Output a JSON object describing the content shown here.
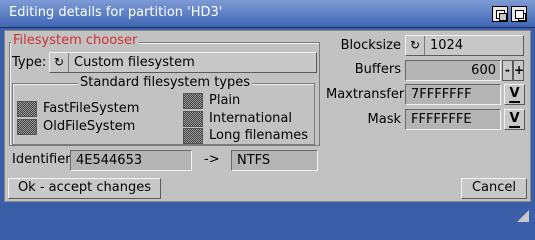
{
  "window": {
    "title": "Editing details for partition 'HD3'"
  },
  "titlebar_icons": [
    "depth-icon",
    "zoom-icon"
  ],
  "fs_chooser": {
    "legend": "Filesystem chooser",
    "type_label": "Type:",
    "type_value": "Custom filesystem",
    "std_types": {
      "legend": "Standard filesystem types",
      "items": [
        "FastFileSystem",
        "OldFileSystem",
        "Plain",
        "International",
        "Long filenames"
      ]
    },
    "identifier_label": "Identifier",
    "identifier_value": "4E544653",
    "arrow": "->",
    "identifier_name": "NTFS"
  },
  "settings": {
    "blocksize_label": "Blocksize",
    "blocksize_value": "1024",
    "buffers_label": "Buffers",
    "buffers_value": "600",
    "maxtransfer_label": "Maxtransfer",
    "maxtransfer_value": "7FFFFFFF",
    "mask_label": "Mask",
    "mask_value": "FFFFFFFE"
  },
  "buttons": {
    "ok": "Ok - accept changes",
    "cancel": "Cancel"
  },
  "colors": {
    "accent_red": "#d03030",
    "window_blue": "#3a5fa8",
    "panel_gray": "#c2c2c2"
  }
}
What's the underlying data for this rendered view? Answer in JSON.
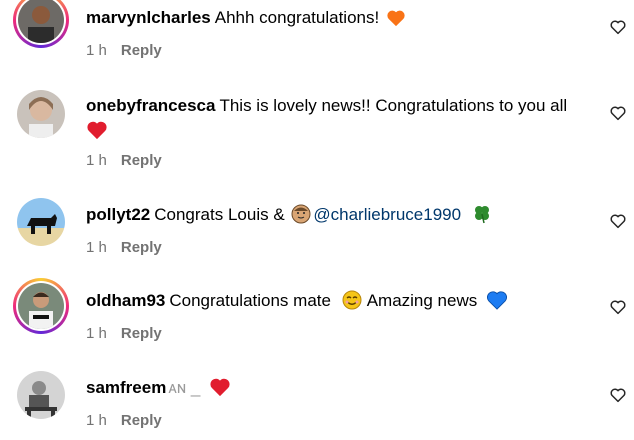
{
  "comments": [
    {
      "username": "marvynlcharles",
      "text": "Ahhh congratulations!",
      "time": "1 h",
      "reply": "Reply"
    },
    {
      "username": "onebyfrancesca",
      "text": "This is lovely news!! Congratulations to you all",
      "time": "1 h",
      "reply": "Reply"
    },
    {
      "username": "pollyt22",
      "text_before": "Congrats Louis &",
      "mention": "@charliebruce1990",
      "time": "1 h",
      "reply": "Reply"
    },
    {
      "username": "oldham93",
      "text_before": "Congratulations mate",
      "text_after": "Amazing news",
      "time": "1 h",
      "reply": "Reply"
    },
    {
      "username": "samfreem",
      "text": "ᴀɴ _",
      "time": "1 h",
      "reply": "Reply"
    }
  ],
  "icons": {
    "heart_orange": "#f97316",
    "heart_red": "#e11d2e",
    "heart_blue": "#1d7cf2",
    "clover": "#2e8b2e",
    "smile": "#f5c518"
  }
}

━━━

**PROBLEM REQUIREMENTS**
Pictures stay out; reproduce every line of the records exactly.

**WRITTEN ANSWER**
Output a JSON object describing the content shown here.
{
  "window": {
    "title": "Editing details for partition 'HD3'"
  },
  "titlebar_icons": [
    "depth-icon",
    "zoom-icon"
  ],
  "fs_chooser": {
    "legend": "Filesystem chooser",
    "type_label": "Type:",
    "type_value": "Custom filesystem",
    "std_types": {
      "legend": "Standard filesystem types",
      "items": [
        "FastFileSystem",
        "OldFileSystem",
        "Plain",
        "International",
        "Long filenames"
      ]
    },
    "identifier_label": "Identifier",
    "identifier_value": "4E544653",
    "arrow": "->",
    "identifier_name": "NTFS"
  },
  "settings": {
    "blocksize_label": "Blocksize",
    "blocksize_value": "1024",
    "buffers_label": "Buffers",
    "buffers_value": "600",
    "maxtransfer_label": "Maxtransfer",
    "maxtransfer_value": "7FFFFFFF",
    "mask_label": "Mask",
    "mask_value": "FFFFFFFE"
  },
  "buttons": {
    "ok": "Ok - accept changes",
    "cancel": "Cancel"
  },
  "colors": {
    "accent_red": "#d03030",
    "window_blue": "#3a5fa8",
    "panel_gray": "#c2c2c2"
  }
}
What's the underlying data for this rendered view? Answer in JSON.
{
  "comments": [
    {
      "username": "marvynlcharles",
      "text": "Ahhh congratulations!",
      "time": "1 h",
      "reply": "Reply"
    },
    {
      "username": "onebyfrancesca",
      "text": "This is lovely news!! Congratulations to you all",
      "time": "1 h",
      "reply": "Reply"
    },
    {
      "username": "pollyt22",
      "text_before": "Congrats Louis &",
      "mention": "@charliebruce1990",
      "time": "1 h",
      "reply": "Reply"
    },
    {
      "username": "oldham93",
      "text_before": "Congratulations mate",
      "text_after": "Amazing news",
      "time": "1 h",
      "reply": "Reply"
    },
    {
      "username": "samfreem",
      "text": "ᴀɴ _",
      "time": "1 h",
      "reply": "Reply"
    }
  ],
  "icons": {
    "heart_orange": "#f97316",
    "heart_red": "#e11d2e",
    "heart_blue": "#1d7cf2",
    "clover": "#2e8b2e",
    "smile": "#f5c518"
  }
}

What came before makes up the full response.